_Instruction_
Output an exact reproduction of the data.
---
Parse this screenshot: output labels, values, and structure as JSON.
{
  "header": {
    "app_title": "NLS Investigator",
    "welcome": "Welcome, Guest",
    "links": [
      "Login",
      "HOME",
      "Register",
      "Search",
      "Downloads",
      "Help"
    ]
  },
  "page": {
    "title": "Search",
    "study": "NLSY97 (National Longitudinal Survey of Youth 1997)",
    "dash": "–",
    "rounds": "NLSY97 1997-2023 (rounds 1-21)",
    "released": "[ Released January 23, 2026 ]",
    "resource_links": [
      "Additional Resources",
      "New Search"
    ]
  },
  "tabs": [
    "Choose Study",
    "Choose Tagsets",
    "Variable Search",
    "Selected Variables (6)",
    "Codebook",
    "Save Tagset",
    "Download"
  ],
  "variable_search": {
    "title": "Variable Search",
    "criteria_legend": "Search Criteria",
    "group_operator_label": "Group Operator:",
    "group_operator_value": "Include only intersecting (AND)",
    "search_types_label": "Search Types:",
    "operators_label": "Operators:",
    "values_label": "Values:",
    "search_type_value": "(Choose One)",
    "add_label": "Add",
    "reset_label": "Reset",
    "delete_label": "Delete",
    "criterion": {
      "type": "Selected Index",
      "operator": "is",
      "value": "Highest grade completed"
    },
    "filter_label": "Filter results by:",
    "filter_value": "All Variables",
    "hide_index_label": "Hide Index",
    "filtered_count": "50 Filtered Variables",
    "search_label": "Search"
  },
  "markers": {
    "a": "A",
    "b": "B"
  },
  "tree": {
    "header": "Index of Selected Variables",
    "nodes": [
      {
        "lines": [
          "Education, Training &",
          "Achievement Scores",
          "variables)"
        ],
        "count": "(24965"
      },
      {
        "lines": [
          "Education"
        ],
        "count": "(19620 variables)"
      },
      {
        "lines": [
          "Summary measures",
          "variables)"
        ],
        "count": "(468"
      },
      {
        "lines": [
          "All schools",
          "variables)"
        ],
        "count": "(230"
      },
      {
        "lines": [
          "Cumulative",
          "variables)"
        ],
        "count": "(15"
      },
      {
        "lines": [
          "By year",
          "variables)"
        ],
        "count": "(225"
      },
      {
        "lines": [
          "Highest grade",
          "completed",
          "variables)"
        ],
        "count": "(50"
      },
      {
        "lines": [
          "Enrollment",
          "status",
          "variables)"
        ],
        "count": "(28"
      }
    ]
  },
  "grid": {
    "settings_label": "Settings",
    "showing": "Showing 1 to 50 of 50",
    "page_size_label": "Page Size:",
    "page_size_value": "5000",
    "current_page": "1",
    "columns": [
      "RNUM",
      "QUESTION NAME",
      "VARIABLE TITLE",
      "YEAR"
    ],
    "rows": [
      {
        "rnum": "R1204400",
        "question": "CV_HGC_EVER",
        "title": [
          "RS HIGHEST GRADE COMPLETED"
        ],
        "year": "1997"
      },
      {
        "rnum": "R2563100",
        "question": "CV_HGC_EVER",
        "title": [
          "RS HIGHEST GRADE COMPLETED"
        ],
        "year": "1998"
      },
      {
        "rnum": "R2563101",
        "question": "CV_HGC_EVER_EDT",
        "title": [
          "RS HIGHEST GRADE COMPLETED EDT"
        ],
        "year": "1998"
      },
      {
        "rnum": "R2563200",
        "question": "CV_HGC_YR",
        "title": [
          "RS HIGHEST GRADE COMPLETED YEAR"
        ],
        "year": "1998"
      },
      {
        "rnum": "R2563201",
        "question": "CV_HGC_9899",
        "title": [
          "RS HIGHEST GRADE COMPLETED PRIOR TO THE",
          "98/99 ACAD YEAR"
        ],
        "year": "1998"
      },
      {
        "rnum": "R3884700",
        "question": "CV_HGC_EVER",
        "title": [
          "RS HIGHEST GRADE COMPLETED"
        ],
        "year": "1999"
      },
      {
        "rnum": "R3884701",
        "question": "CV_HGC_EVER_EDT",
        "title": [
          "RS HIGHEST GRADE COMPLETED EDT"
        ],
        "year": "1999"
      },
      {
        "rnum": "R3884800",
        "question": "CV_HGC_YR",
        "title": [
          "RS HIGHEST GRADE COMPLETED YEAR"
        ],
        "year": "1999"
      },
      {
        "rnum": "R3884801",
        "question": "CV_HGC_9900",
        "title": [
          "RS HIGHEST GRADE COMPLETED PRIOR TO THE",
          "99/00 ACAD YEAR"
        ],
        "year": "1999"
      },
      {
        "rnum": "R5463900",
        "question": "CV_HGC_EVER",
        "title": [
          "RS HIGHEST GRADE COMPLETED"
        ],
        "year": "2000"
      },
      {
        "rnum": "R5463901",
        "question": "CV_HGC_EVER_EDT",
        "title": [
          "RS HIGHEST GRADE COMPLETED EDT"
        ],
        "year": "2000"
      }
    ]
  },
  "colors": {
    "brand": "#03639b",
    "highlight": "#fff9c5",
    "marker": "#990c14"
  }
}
---
_Finished answer_
Parse this screenshot: output labels, values, and structure as JSON.
{
  "header": {
    "app_title": "NLS Investigator",
    "welcome": "Welcome, Guest",
    "links": [
      "Login",
      "HOME",
      "Register",
      "Search",
      "Downloads",
      "Help"
    ]
  },
  "page": {
    "title": "Search",
    "study": "NLSY97 (National Longitudinal Survey of Youth 1997)",
    "dash": "–",
    "rounds": "NLSY97 1997-2023 (rounds 1-21)",
    "released": "[ Released January 23, 2026 ]",
    "resource_links": [
      "Additional Resources",
      "New Search"
    ]
  },
  "tabs": [
    "Choose Study",
    "Choose Tagsets",
    "Variable Search",
    "Selected Variables (6)",
    "Codebook",
    "Save Tagset",
    "Download"
  ],
  "variable_search": {
    "title": "Variable Search",
    "criteria_legend": "Search Criteria",
    "group_operator_label": "Group Operator:",
    "group_operator_value": "Include only intersecting (AND)",
    "search_types_label": "Search Types:",
    "operators_label": "Operators:",
    "values_label": "Values:",
    "search_type_value": "(Choose One)",
    "add_label": "Add",
    "reset_label": "Reset",
    "delete_label": "Delete",
    "criterion": {
      "type": "Selected Index",
      "operator": "is",
      "value": "Highest grade completed"
    },
    "filter_label": "Filter results by:",
    "filter_value": "All Variables",
    "hide_index_label": "Hide Index",
    "filtered_count": "50 Filtered Variables",
    "search_label": "Search"
  },
  "markers": {
    "a": "A",
    "b": "B"
  },
  "tree": {
    "header": "Index of Selected Variables",
    "nodes": [
      {
        "lines": [
          "Education, Training &",
          "Achievement Scores",
          "variables)"
        ],
        "count": "(24965"
      },
      {
        "lines": [
          "Education"
        ],
        "count": "(19620 variables)"
      },
      {
        "lines": [
          "Summary measures",
          "variables)"
        ],
        "count": "(468"
      },
      {
        "lines": [
          "All schools",
          "variables)"
        ],
        "count": "(230"
      },
      {
        "lines": [
          "Cumulative",
          "variables)"
        ],
        "count": "(15"
      },
      {
        "lines": [
          "By year",
          "variables)"
        ],
        "count": "(225"
      },
      {
        "lines": [
          "Highest grade",
          "completed",
          "variables)"
        ],
        "count": "(50"
      },
      {
        "lines": [
          "Enrollment",
          "status",
          "variables)"
        ],
        "count": "(28"
      }
    ]
  },
  "grid": {
    "settings_label": "Settings",
    "showing": "Showing 1 to 50 of 50",
    "page_size_label": "Page Size:",
    "page_size_value": "5000",
    "current_page": "1",
    "columns": [
      "RNUM",
      "QUESTION NAME",
      "VARIABLE TITLE",
      "YEAR"
    ],
    "rows": [
      {
        "rnum": "R1204400",
        "question": "CV_HGC_EVER",
        "title": [
          "RS HIGHEST GRADE COMPLETED"
        ],
        "year": "1997"
      },
      {
        "rnum": "R2563100",
        "question": "CV_HGC_EVER",
        "title": [
          "RS HIGHEST GRADE COMPLETED"
        ],
        "year": "1998"
      },
      {
        "rnum": "R2563101",
        "question": "CV_HGC_EVER_EDT",
        "title": [
          "RS HIGHEST GRADE COMPLETED EDT"
        ],
        "year": "1998"
      },
      {
        "rnum": "R2563200",
        "question": "CV_HGC_YR",
        "title": [
          "RS HIGHEST GRADE COMPLETED YEAR"
        ],
        "year": "1998"
      },
      {
        "rnum": "R2563201",
        "question": "CV_HGC_9899",
        "title": [
          "RS HIGHEST GRADE COMPLETED PRIOR TO THE",
          "98/99 ACAD YEAR"
        ],
        "year": "1998"
      },
      {
        "rnum": "R3884700",
        "question": "CV_HGC_EVER",
        "title": [
          "RS HIGHEST GRADE COMPLETED"
        ],
        "year": "1999"
      },
      {
        "rnum": "R3884701",
        "question": "CV_HGC_EVER_EDT",
        "title": [
          "RS HIGHEST GRADE COMPLETED EDT"
        ],
        "year": "1999"
      },
      {
        "rnum": "R3884800",
        "question": "CV_HGC_YR",
        "title": [
          "RS HIGHEST GRADE COMPLETED YEAR"
        ],
        "year": "1999"
      },
      {
        "rnum": "R3884801",
        "question": "CV_HGC_9900",
        "title": [
          "RS HIGHEST GRADE COMPLETED PRIOR TO THE",
          "99/00 ACAD YEAR"
        ],
        "year": "1999"
      },
      {
        "rnum": "R5463900",
        "question": "CV_HGC_EVER",
        "title": [
          "RS HIGHEST GRADE COMPLETED"
        ],
        "year": "2000"
      },
      {
        "rnum": "R5463901",
        "question": "CV_HGC_EVER_EDT",
        "title": [
          "RS HIGHEST GRADE COMPLETED EDT"
        ],
        "year": "2000"
      }
    ]
  },
  "colors": {
    "brand": "#03639b",
    "highlight": "#fff9c5",
    "marker": "#990c14"
  }
}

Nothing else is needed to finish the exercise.